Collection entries

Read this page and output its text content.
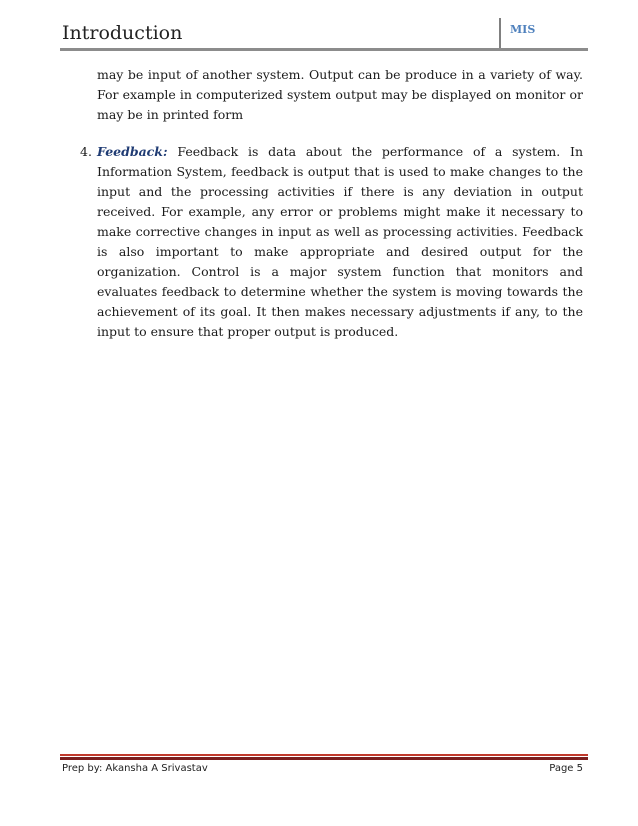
Introduction	MIS

may be input of another system. Output can be produce in a variety of way. For example in computerized system output may be displayed on monitor or may be in printed form

4. Feedback: Feedback is data about the performance of a system. In Information System, feedback is output that is used to make changes to the input and the processing activities if there is any deviation in output received. For example, any error or problems might make it necessary to make corrective changes in input as well as processing activities. Feedback is also important to make appropriate and desired output for the organization. Control is a major system function that monitors and evaluates feedback to determine whether the system is moving towards the achievement of its goal. It then makes necessary adjustments if any, to the input to ensure that proper output is produced.

Prep by: Akansha A Srivastav	Page 5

▸ **PROBLEM REQUIREMENTS**: Quote all the records verbatim, dropping any pictures from your copy.

▸ **ANSWER TO THIS PROBLEM**:
Read this page and output its text content.
Introduction	MIS

may be input of another system. Output can be produce in a variety of way. For example in computerized system output may be displayed on monitor or may be in printed form

4. Feedback: Feedback is data about the performance of a system. In Information System, feedback is output that is used to make changes to the input and the processing activities if there is any deviation in output received. For example, any error or problems might make it necessary to make corrective changes in input as well as processing activities. Feedback is also important to make appropriate and desired output for the organization. Control is a major system function that monitors and evaluates feedback to determine whether the system is moving towards the achievement of its goal. It then makes necessary adjustments if any, to the input to ensure that proper output is produced.

Prep by: Akansha A Srivastav	Page 5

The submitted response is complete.